:: Exercise directions ::
Quote the full listing word for word.
────────────────────────────────────────
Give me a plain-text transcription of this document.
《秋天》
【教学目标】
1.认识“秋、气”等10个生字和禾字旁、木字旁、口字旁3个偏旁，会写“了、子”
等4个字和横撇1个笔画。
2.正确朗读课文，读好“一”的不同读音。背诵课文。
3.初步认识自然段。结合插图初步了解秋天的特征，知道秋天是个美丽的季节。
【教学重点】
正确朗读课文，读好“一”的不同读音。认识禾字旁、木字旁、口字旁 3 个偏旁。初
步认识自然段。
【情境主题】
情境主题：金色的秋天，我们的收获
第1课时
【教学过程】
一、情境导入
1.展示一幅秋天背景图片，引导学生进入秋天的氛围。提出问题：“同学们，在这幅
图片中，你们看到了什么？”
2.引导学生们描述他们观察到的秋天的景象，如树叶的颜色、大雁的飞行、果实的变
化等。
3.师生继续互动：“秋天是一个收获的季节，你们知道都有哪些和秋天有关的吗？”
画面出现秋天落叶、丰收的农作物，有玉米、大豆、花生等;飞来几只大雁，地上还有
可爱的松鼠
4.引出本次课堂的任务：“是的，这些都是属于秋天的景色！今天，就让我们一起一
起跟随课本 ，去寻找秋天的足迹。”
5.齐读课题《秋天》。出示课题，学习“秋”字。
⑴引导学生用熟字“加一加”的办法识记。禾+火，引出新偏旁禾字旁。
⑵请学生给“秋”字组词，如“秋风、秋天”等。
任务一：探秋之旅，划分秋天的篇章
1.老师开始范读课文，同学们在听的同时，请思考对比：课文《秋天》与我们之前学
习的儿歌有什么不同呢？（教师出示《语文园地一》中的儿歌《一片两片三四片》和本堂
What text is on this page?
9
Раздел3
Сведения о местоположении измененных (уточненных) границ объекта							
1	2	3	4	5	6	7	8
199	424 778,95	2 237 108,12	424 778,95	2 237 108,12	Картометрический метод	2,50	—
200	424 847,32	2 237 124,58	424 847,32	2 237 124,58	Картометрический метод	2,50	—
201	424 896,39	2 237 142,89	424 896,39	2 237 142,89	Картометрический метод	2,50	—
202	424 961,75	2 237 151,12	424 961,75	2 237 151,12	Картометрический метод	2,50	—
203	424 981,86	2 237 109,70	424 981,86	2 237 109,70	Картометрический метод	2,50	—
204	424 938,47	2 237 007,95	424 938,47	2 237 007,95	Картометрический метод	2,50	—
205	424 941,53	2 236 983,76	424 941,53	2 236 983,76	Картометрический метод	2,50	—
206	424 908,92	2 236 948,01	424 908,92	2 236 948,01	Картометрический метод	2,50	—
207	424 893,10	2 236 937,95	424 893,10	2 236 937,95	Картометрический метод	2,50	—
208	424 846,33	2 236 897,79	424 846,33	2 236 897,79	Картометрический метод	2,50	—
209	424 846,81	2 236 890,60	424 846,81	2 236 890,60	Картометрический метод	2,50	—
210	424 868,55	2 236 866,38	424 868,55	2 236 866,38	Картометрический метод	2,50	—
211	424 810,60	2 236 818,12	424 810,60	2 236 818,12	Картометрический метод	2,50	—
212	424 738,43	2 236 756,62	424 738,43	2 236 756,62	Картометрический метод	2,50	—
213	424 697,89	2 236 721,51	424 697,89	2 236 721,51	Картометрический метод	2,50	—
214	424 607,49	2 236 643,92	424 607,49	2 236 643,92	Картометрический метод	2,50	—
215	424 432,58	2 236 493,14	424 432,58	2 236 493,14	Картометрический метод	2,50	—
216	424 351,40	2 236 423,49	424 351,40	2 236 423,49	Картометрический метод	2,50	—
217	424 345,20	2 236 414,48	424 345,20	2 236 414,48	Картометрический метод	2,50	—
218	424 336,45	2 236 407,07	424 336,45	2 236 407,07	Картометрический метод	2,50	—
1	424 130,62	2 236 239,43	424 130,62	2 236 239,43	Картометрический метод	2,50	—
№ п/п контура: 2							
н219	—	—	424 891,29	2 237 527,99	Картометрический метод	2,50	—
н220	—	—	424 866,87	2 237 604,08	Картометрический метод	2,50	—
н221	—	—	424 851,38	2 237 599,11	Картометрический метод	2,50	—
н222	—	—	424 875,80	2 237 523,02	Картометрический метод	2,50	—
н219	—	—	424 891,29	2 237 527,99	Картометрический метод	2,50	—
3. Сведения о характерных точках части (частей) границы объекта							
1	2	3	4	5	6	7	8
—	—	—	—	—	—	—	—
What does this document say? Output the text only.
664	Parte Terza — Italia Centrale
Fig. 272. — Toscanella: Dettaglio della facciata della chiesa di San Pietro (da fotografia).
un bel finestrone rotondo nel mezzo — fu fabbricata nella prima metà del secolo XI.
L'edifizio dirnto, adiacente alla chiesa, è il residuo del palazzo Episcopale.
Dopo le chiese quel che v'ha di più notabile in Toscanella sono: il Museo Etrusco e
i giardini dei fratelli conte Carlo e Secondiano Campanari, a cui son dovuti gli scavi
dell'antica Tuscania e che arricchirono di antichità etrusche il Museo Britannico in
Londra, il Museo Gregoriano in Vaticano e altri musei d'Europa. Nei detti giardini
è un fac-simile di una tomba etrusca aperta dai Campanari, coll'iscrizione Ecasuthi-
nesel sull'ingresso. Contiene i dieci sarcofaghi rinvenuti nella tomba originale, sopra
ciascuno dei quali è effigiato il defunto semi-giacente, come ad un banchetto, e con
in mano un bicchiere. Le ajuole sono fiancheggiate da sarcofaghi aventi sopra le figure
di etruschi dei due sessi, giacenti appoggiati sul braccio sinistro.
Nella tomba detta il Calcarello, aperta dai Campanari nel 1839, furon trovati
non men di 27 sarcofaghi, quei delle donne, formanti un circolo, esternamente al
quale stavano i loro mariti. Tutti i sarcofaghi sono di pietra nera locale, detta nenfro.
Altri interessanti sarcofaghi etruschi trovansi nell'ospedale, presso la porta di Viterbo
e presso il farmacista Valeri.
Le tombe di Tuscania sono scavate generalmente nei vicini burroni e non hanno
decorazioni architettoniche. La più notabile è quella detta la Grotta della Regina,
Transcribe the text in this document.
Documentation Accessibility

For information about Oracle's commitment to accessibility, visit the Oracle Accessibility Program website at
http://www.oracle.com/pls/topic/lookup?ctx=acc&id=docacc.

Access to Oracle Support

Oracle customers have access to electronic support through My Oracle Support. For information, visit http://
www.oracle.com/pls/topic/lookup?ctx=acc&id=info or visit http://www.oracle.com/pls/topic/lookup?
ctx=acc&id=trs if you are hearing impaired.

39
────────────────────────────────────────
:: Reply ::
Give me a plain-text transcription of this document.
《秋天》
【教学目标】
1.认识“秋、气”等10个生字和禾字旁、木字旁、口字旁3个偏旁，会写“了、子”
等4个字和横撇1个笔画。
2.正确朗读课文，读好“一”的不同读音。背诵课文。
3.初步认识自然段。结合插图初步了解秋天的特征，知道秋天是个美丽的季节。
【教学重点】
正确朗读课文，读好“一”的不同读音。认识禾字旁、木字旁、口字旁 3 个偏旁。初
步认识自然段。
【情境主题】
情境主题：金色的秋天，我们的收获
第1课时
【教学过程】
一、情境导入
1.展示一幅秋天背景图片，引导学生进入秋天的氛围。提出问题：“同学们，在这幅
图片中，你们看到了什么？”
2.引导学生们描述他们观察到的秋天的景象，如树叶的颜色、大雁的飞行、果实的变
化等。
3.师生继续互动：“秋天是一个收获的季节，你们知道都有哪些和秋天有关的吗？”
画面出现秋天落叶、丰收的农作物，有玉米、大豆、花生等;飞来几只大雁，地上还有
可爱的松鼠
4.引出本次课堂的任务：“是的，这些都是属于秋天的景色！今天，就让我们一起一
起跟随课本 ，去寻找秋天的足迹。”
5.齐读课题《秋天》。出示课题，学习“秋”字。
⑴引导学生用熟字“加一加”的办法识记。禾+火，引出新偏旁禾字旁。
⑵请学生给“秋”字组词，如“秋风、秋天”等。
任务一：探秋之旅，划分秋天的篇章
1.老师开始范读课文，同学们在听的同时，请思考对比：课文《秋天》与我们之前学
习的儿歌有什么不同呢？（教师出示《语文园地一》中的儿歌《一片两片三四片》和本堂
What text is on this page?
9
Раздел3
Сведения о местоположении измененных (уточненных) границ объекта							
1	2	3	4	5	6	7	8
199	424 778,95	2 237 108,12	424 778,95	2 237 108,12	Картометрический метод	2,50	—
200	424 847,32	2 237 124,58	424 847,32	2 237 124,58	Картометрический метод	2,50	—
201	424 896,39	2 237 142,89	424 896,39	2 237 142,89	Картометрический метод	2,50	—
202	424 961,75	2 237 151,12	424 961,75	2 237 151,12	Картометрический метод	2,50	—
203	424 981,86	2 237 109,70	424 981,86	2 237 109,70	Картометрический метод	2,50	—
204	424 938,47	2 237 007,95	424 938,47	2 237 007,95	Картометрический метод	2,50	—
205	424 941,53	2 236 983,76	424 941,53	2 236 983,76	Картометрический метод	2,50	—
206	424 908,92	2 236 948,01	424 908,92	2 236 948,01	Картометрический метод	2,50	—
207	424 893,10	2 236 937,95	424 893,10	2 236 937,95	Картометрический метод	2,50	—
208	424 846,33	2 236 897,79	424 846,33	2 236 897,79	Картометрический метод	2,50	—
209	424 846,81	2 236 890,60	424 846,81	2 236 890,60	Картометрический метод	2,50	—
210	424 868,55	2 236 866,38	424 868,55	2 236 866,38	Картометрический метод	2,50	—
211	424 810,60	2 236 818,12	424 810,60	2 236 818,12	Картометрический метод	2,50	—
212	424 738,43	2 236 756,62	424 738,43	2 236 756,62	Картометрический метод	2,50	—
213	424 697,89	2 236 721,51	424 697,89	2 236 721,51	Картометрический метод	2,50	—
214	424 607,49	2 236 643,92	424 607,49	2 236 643,92	Картометрический метод	2,50	—
215	424 432,58	2 236 493,14	424 432,58	2 236 493,14	Картометрический метод	2,50	—
216	424 351,40	2 236 423,49	424 351,40	2 236 423,49	Картометрический метод	2,50	—
217	424 345,20	2 236 414,48	424 345,20	2 236 414,48	Картометрический метод	2,50	—
218	424 336,45	2 236 407,07	424 336,45	2 236 407,07	Картометрический метод	2,50	—
1	424 130,62	2 236 239,43	424 130,62	2 236 239,43	Картометрический метод	2,50	—
№ п/п контура: 2							
н219	—	—	424 891,29	2 237 527,99	Картометрический метод	2,50	—
н220	—	—	424 866,87	2 237 604,08	Картометрический метод	2,50	—
н221	—	—	424 851,38	2 237 599,11	Картометрический метод	2,50	—
н222	—	—	424 875,80	2 237 523,02	Картометрический метод	2,50	—
н219	—	—	424 891,29	2 237 527,99	Картометрический метод	2,50	—
3. Сведения о характерных точках части (частей) границы объекта							
1	2	3	4	5	6	7	8
—	—	—	—	—	—	—	—
What does this document say? Output the text only.
664	Parte Terza — Italia Centrale
Fig. 272. — Toscanella: Dettaglio della facciata della chiesa di San Pietro (da fotografia).
un bel finestrone rotondo nel mezzo — fu fabbricata nella prima metà del secolo XI.
L'edifizio dirnto, adiacente alla chiesa, è il residuo del palazzo Episcopale.
Dopo le chiese quel che v'ha di più notabile in Toscanella sono: il Museo Etrusco e
i giardini dei fratelli conte Carlo e Secondiano Campanari, a cui son dovuti gli scavi
dell'antica Tuscania e che arricchirono di antichità etrusche il Museo Britannico in
Londra, il Museo Gregoriano in Vaticano e altri musei d'Europa. Nei detti giardini
è un fac-simile di una tomba etrusca aperta dai Campanari, coll'iscrizione Ecasuthi-
nesel sull'ingresso. Contiene i dieci sarcofaghi rinvenuti nella tomba originale, sopra
ciascuno dei quali è effigiato il defunto semi-giacente, come ad un banchetto, e con
in mano un bicchiere. Le ajuole sono fiancheggiate da sarcofaghi aventi sopra le figure
di etruschi dei due sessi, giacenti appoggiati sul braccio sinistro.
Nella tomba detta il Calcarello, aperta dai Campanari nel 1839, furon trovati
non men di 27 sarcofaghi, quei delle donne, formanti un circolo, esternamente al
quale stavano i loro mariti. Tutti i sarcofaghi sono di pietra nera locale, detta nenfro.
Altri interessanti sarcofaghi etruschi trovansi nell'ospedale, presso la porta di Viterbo
e presso il farmacista Valeri.
Le tombe di Tuscania sono scavate generalmente nei vicini burroni e non hanno
decorazioni architettoniche. La più notabile è quella detta la Grotta della Regina,
Transcribe the text in this document.
Documentation Accessibility

For information about Oracle's commitment to accessibility, visit the Oracle Accessibility Program website at
http://www.oracle.com/pls/topic/lookup?ctx=acc&id=docacc.

Access to Oracle Support

Oracle customers have access to electronic support through My Oracle Support. For information, visit http://
www.oracle.com/pls/topic/lookup?ctx=acc&id=info or visit http://www.oracle.com/pls/topic/lookup?
ctx=acc&id=trs if you are hearing impaired.

39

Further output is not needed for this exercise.